***** RECORD EXCERPTS *****
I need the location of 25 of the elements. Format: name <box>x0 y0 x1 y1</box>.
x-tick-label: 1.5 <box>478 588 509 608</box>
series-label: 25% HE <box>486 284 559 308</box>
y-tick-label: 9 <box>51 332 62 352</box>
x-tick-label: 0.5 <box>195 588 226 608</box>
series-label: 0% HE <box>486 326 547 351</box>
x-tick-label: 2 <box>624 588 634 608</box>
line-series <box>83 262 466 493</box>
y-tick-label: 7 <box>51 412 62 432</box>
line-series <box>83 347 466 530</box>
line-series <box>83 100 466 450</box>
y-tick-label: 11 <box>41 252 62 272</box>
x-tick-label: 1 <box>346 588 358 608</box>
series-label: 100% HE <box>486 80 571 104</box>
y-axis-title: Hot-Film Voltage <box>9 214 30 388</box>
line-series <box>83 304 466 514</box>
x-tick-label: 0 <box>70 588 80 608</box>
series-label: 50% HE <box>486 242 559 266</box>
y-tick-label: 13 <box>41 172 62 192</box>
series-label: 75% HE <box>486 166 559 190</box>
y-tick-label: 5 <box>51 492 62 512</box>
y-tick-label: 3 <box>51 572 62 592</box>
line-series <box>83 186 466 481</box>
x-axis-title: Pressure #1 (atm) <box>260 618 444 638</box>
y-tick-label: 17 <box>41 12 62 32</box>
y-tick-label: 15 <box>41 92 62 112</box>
*****
How many lines of the entries contain the string "axis"? Reply with the count alone.

2